**Listings of boxed layout items**
=-=-=
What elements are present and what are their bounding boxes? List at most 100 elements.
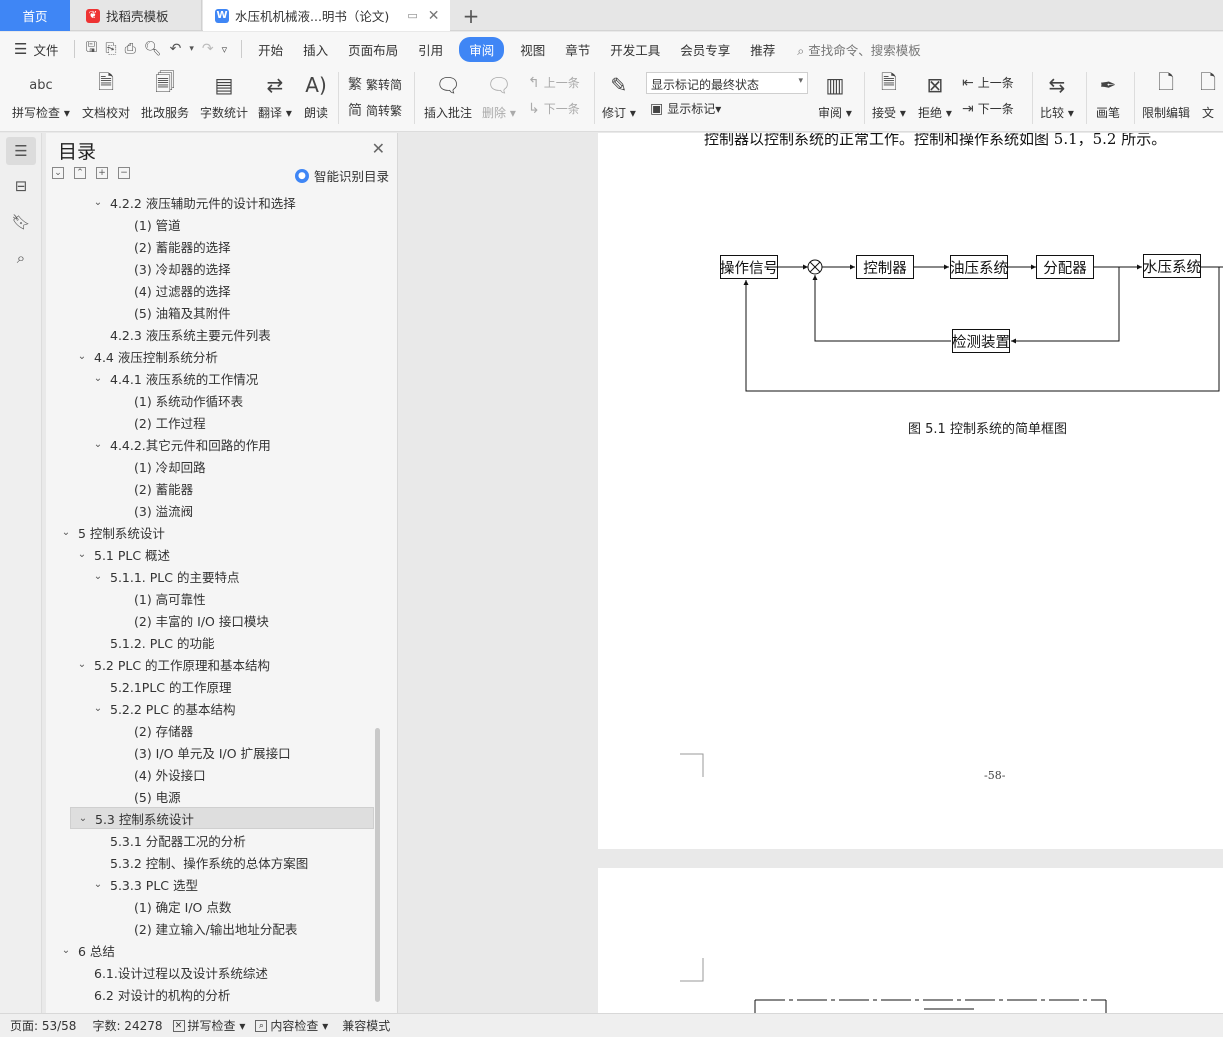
page-indicator[interactable]: 页面: 53/58 [10, 1017, 76, 1034]
export-pdf-icon[interactable]: ⎘ [105, 41, 116, 57]
translate-button[interactable]: ⇄ 翻译 ▾ [258, 70, 292, 121]
menu-developer[interactable]: 开发工具 [610, 40, 660, 59]
menu-page-layout[interactable]: 页面布局 [348, 40, 398, 59]
toc-item[interactable]: ⌄ 5.1 PLC 概述 [46, 543, 376, 565]
toc-item[interactable]: (2) 蓄能器 [46, 477, 376, 499]
menu-file[interactable]: 文件 [33, 40, 58, 59]
chevron-down-icon[interactable]: ⌄ [92, 373, 104, 384]
chevron-down-icon[interactable]: ⌄ [77, 813, 89, 824]
chevron-down-icon[interactable]: ⌄ [76, 659, 88, 670]
menu-view[interactable]: 视图 [520, 40, 545, 59]
toc-item[interactable]: ⌄ 5.1.1. PLC 的主要特点 [46, 565, 376, 587]
word-count-indicator[interactable]: 字数: 24278 [92, 1017, 162, 1034]
menu-chapter[interactable]: 章节 [565, 40, 590, 59]
toc-item[interactable]: (3) 溢流阀 [46, 499, 376, 521]
toc-item[interactable]: ⌄ 4.4 液压控制系统分析 [46, 345, 376, 367]
collapse-all-icon[interactable]: ⌄ [52, 167, 64, 179]
menu-recommend[interactable]: 推荐 [750, 40, 775, 59]
chevron-down-icon[interactable]: ⌄ [92, 703, 104, 714]
toc-item[interactable]: (2) 丰富的 I/O 接口模块 [46, 609, 376, 631]
hamburger-icon[interactable]: ☰ [14, 40, 27, 58]
print-icon[interactable]: ⎙ [125, 41, 136, 57]
menu-insert[interactable]: 插入 [303, 40, 328, 59]
customize-dropdown-icon[interactable]: ▿ [222, 43, 228, 56]
toc-item[interactable]: (2) 蓄能器的选择 [46, 235, 376, 257]
status-content-check[interactable]: ⌕ 内容检查 ▾ [255, 1017, 328, 1034]
search-icon[interactable]: ⌕ [10, 247, 32, 269]
close-icon[interactable]: ✕ [372, 139, 385, 158]
chevron-down-icon[interactable]: ⌄ [60, 527, 72, 538]
menu-member[interactable]: 会员专享 [680, 40, 730, 59]
spell-check-button[interactable]: abc 拼写检查 ▾ [12, 70, 70, 121]
print-preview-icon[interactable]: 🔍︎ [144, 41, 162, 57]
toc-item[interactable]: 6.2 对设计的机构的分析 [46, 983, 376, 1005]
trad-to-simp-button[interactable]: 繁繁转简 [348, 74, 402, 94]
toc-item[interactable]: (1) 冷却回路 [46, 455, 376, 477]
toc-item[interactable]: (5) 油箱及其附件 [46, 301, 376, 323]
bookmark-icon[interactable]: 🔖︎ [10, 211, 32, 233]
chevron-down-icon[interactable]: ⌄ [92, 197, 104, 208]
undo-dropdown-icon[interactable]: ▾ [189, 44, 194, 54]
menu-start[interactable]: 开始 [258, 40, 283, 59]
tab-home[interactable]: 首页 [0, 0, 70, 31]
toc-item[interactable]: (1) 确定 I/O 点数 [46, 895, 376, 917]
command-search[interactable]: ⌕ 查找命令、搜索模板 [797, 40, 921, 59]
toc-item[interactable]: (2) 工作过程 [46, 411, 376, 433]
toc-item[interactable]: (1) 系统动作循环表 [46, 389, 376, 411]
toc-item[interactable]: ⌄ 5 控制系统设计 [46, 521, 376, 543]
compare-button[interactable]: ⇆ 比较 ▾ [1040, 70, 1074, 121]
toc-scrollbar[interactable] [375, 728, 380, 1002]
toc-item[interactable]: ⌄ 5.3.3 PLC 选型 [46, 873, 376, 895]
toc-item[interactable]: ⌄ 5.3 控制系统设计 [70, 807, 374, 829]
pin-window-icon[interactable]: ▭ [407, 9, 417, 22]
save-icon[interactable]: 🖫 [85, 37, 97, 61]
chevron-down-icon[interactable]: ⌄ [92, 879, 104, 890]
smart-toc-button[interactable]: ● 智能识别目录 [294, 166, 389, 185]
toc-item[interactable]: 5.3.2 控制、操作系统的总体方案图 [46, 851, 376, 873]
menu-review[interactable]: 审阅 [459, 36, 505, 62]
toc-item[interactable]: (1) 管道 [46, 213, 376, 235]
toc-item[interactable]: 5.2.1PLC 的工作原理 [46, 675, 376, 697]
accept-button[interactable]: 🗎 接受 ▾ [872, 70, 906, 121]
toc-item[interactable]: 5.1.2. PLC 的功能 [46, 631, 376, 653]
undo-icon[interactable]: ↶ [170, 41, 182, 57]
toc-item[interactable]: (2) 建立输入/输出地址分配表 [46, 917, 376, 939]
chevron-down-icon[interactable]: ⌄ [60, 945, 72, 956]
document-permission-button[interactable]: 🗋 文 [1200, 70, 1216, 121]
toc-item[interactable]: (3) I/O 单元及 I/O 扩展接口 [46, 741, 376, 763]
prev-change-button[interactable]: ⇤ 上一条 [962, 74, 1014, 91]
toc-item[interactable]: ⌄ 6 总结 [46, 939, 376, 961]
track-changes-button[interactable]: ✎ 修订 ▾ [602, 70, 636, 121]
chevron-down-icon[interactable]: ⌄ [92, 439, 104, 450]
restrict-editing-button[interactable]: 🗋 限制编辑 [1142, 70, 1190, 121]
toc-item[interactable]: 6.1.设计过程以及设计系统综述 [46, 961, 376, 983]
tab-template[interactable]: ❦ 找稻壳模板 [72, 0, 202, 31]
markup-state-select[interactable]: 显示标记的最终状态 ▾ [646, 72, 808, 94]
toc-item[interactable]: (5) 电源 [46, 785, 376, 807]
batch-service-button[interactable]: 🗐 批改服务 [141, 70, 189, 121]
chapter-nav-icon[interactable]: ⊟ [10, 175, 32, 197]
delete-comment-button[interactable]: 🗨 删除 ▾ [482, 70, 516, 121]
chevron-down-icon[interactable]: ⌄ [76, 549, 88, 560]
toc-item[interactable]: (4) 外设接口 [46, 763, 376, 785]
chevron-down-icon[interactable]: ⌄ [76, 351, 88, 362]
toc-item[interactable]: (4) 过滤器的选择 [46, 279, 376, 301]
next-comment-button[interactable]: ↳ 下一条 [528, 100, 580, 117]
insert-comment-button[interactable]: 🗨 插入批注 [424, 70, 472, 121]
toc-item[interactable]: ⌄ 5.2.2 PLC 的基本结构 [46, 697, 376, 719]
expand-up-icon[interactable]: ⌃ [74, 167, 86, 179]
toc-panel-icon[interactable]: ☰ [6, 137, 36, 165]
chevron-down-icon[interactable]: ⌄ [92, 571, 104, 582]
review-pane-button[interactable]: ▥ 审阅 ▾ [818, 70, 852, 121]
reject-button[interactable]: ⊠ 拒绝 ▾ [918, 70, 952, 121]
next-change-button[interactable]: ⇥ 下一条 [962, 100, 1014, 117]
toc-item[interactable]: 5.3.1 分配器工况的分析 [46, 829, 376, 851]
toc-item[interactable]: ⌄ 5.2 PLC 的工作原理和基本结构 [46, 653, 376, 675]
status-spell-check[interactable]: ✕ 拼写检查 ▾ [172, 1017, 245, 1034]
toc-item[interactable]: ⌄ 4.2.2 液压辅助元件的设计和选择 [46, 191, 376, 213]
prev-comment-button[interactable]: ↰ 上一条 [528, 74, 580, 91]
word-count-button[interactable]: ▤ 字数统计 [200, 70, 248, 121]
show-markup-button[interactable]: ▣ 显示标记 ▾ [650, 100, 721, 117]
menu-references[interactable]: 引用 [418, 40, 443, 59]
toc-item[interactable]: (3) 冷却器的选择 [46, 257, 376, 279]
=-=-=
**What the task asks**
Extract every line in the entries above that contains the string "dropdown".

**Task output**
customize-dropdown-icon[interactable]: ▿ [222, 43, 228, 56]
undo-dropdown-icon[interactable]: ▾ [189, 44, 194, 54]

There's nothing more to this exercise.